■ **What the task asks**: Return every line below as is, leaving out the pictures.

Figure data in JSON:
+++

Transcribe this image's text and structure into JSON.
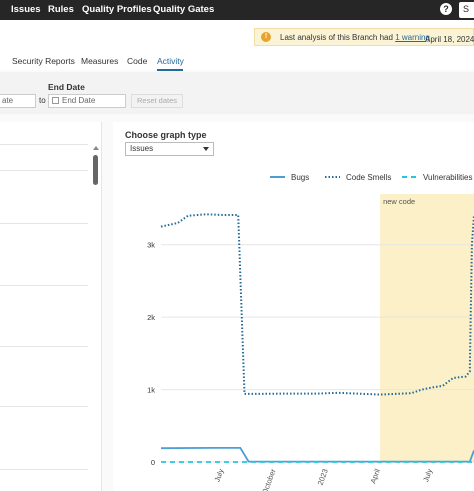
{
  "nav": {
    "items": [
      "Issues",
      "Rules",
      "Quality Profiles",
      "Quality Gates"
    ],
    "help_label": "?",
    "search_hint": "S"
  },
  "warning": {
    "text": "Last analysis of this Branch had",
    "link": "1 warning",
    "date": "April 18, 2024 a"
  },
  "tabs": {
    "items": [
      "Security Reports",
      "Measures",
      "Code",
      "Activity"
    ],
    "active": "Activity"
  },
  "filters": {
    "start_value": "ate",
    "to_label": "to",
    "end_label": "End Date",
    "end_placeholder": "End Date",
    "reset_label": "Reset dates"
  },
  "graph": {
    "title": "Choose graph type",
    "selected": "Issues"
  },
  "chart_data": {
    "type": "line",
    "legend": [
      "Bugs",
      "Code Smells",
      "Vulnerabilities"
    ],
    "legend_position": "top-right",
    "y_ticks": [
      "3k",
      "2k",
      "1k",
      "0"
    ],
    "ylim": [
      0,
      3700
    ],
    "x_ticks": [
      "July",
      "October",
      "2023",
      "April",
      "July"
    ],
    "new_code_label": "new code",
    "new_code_start": 2023.25,
    "xlim": [
      2022.2,
      2023.7
    ],
    "series": [
      {
        "name": "Bugs",
        "style": "solid",
        "color": "#4b9fd5",
        "x": [
          2022.2,
          2022.45,
          2022.58,
          2022.62,
          2023.68,
          2023.7
        ],
        "y": [
          190,
          195,
          195,
          5,
          5,
          160
        ]
      },
      {
        "name": "Code Smells",
        "style": "dotted",
        "color": "#236a97",
        "x": [
          2022.2,
          2022.28,
          2022.33,
          2022.42,
          2022.5,
          2022.57,
          2022.6,
          2022.65,
          2022.8,
          2022.95,
          2023.05,
          2023.25,
          2023.4,
          2023.45,
          2023.5,
          2023.55,
          2023.6,
          2023.66,
          2023.68,
          2023.69,
          2023.7
        ],
        "y": [
          3250,
          3300,
          3400,
          3420,
          3410,
          3410,
          940,
          940,
          945,
          945,
          955,
          930,
          950,
          1000,
          1030,
          1050,
          1160,
          1180,
          1250,
          3000,
          3400
        ]
      },
      {
        "name": "Vulnerabilities",
        "style": "dashed",
        "color": "#24c6e0",
        "x": [
          2022.2,
          2023.7
        ],
        "y": [
          0,
          0
        ]
      }
    ]
  }
}
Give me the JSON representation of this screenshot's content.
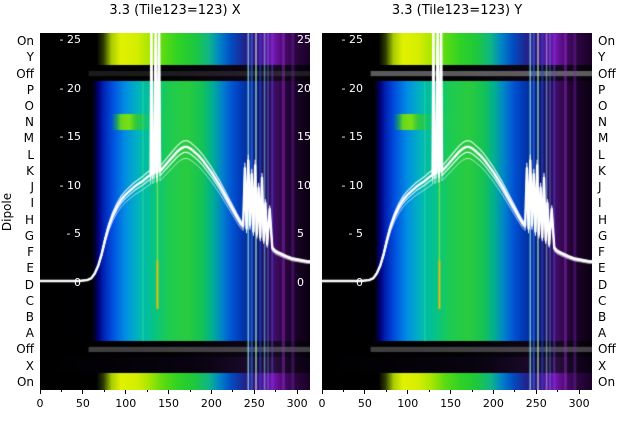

+++

■ **Worked solution**:
Transcribe this image's text and structure into JSON.
{
  "nav": {
    "items": [
      "Issues",
      "Rules",
      "Quality Profiles",
      "Quality Gates"
    ],
    "help_label": "?",
    "search_hint": "S"
  },
  "warning": {
    "text": "Last analysis of this Branch had",
    "link": "1 warning",
    "date": "April 18, 2024 a"
  },
  "tabs": {
    "items": [
      "Security Reports",
      "Measures",
      "Code",
      "Activity"
    ],
    "active": "Activity"
  },
  "filters": {
    "start_value": "ate",
    "to_label": "to",
    "end_label": "End Date",
    "end_placeholder": "End Date",
    "reset_label": "Reset dates"
  },
  "graph": {
    "title": "Choose graph type",
    "selected": "Issues"
  },
  "chart_data": {
    "type": "line",
    "legend": [
      "Bugs",
      "Code Smells",
      "Vulnerabilities"
    ],
    "legend_position": "top-right",
    "y_ticks": [
      "3k",
      "2k",
      "1k",
      "0"
    ],
    "ylim": [
      0,
      3700
    ],
    "x_ticks": [
      "July",
      "October",
      "2023",
      "April",
      "July"
    ],
    "new_code_label": "new code",
    "new_code_start": 2023.25,
    "xlim": [
      2022.2,
      2023.7
    ],
    "series": [
      {
        "name": "Bugs",
        "style": "solid",
        "color": "#4b9fd5",
        "x": [
          2022.2,
          2022.45,
          2022.58,
          2022.62,
          2023.68,
          2023.7
        ],
        "y": [
          190,
          195,
          195,
          5,
          5,
          160
        ]
      },
      {
        "name": "Code Smells",
        "style": "dotted",
        "color": "#236a97",
        "x": [
          2022.2,
          2022.28,
          2022.33,
          2022.42,
          2022.5,
          2022.57,
          2022.6,
          2022.65,
          2022.8,
          2022.95,
          2023.05,
          2023.25,
          2023.4,
          2023.45,
          2023.5,
          2023.55,
          2023.6,
          2023.66,
          2023.68,
          2023.69,
          2023.7
        ],
        "y": [
          3250,
          3300,
          3400,
          3420,
          3410,
          3410,
          940,
          940,
          945,
          945,
          955,
          930,
          950,
          1000,
          1030,
          1050,
          1160,
          1180,
          1250,
          3000,
          3400
        ]
      },
      {
        "name": "Vulnerabilities",
        "style": "dashed",
        "color": "#24c6e0",
        "x": [
          2022.2,
          2023.7
        ],
        "y": [
          0,
          0
        ]
      }
    ]
  }
}
Give me the JSON representation of this screenshot's content.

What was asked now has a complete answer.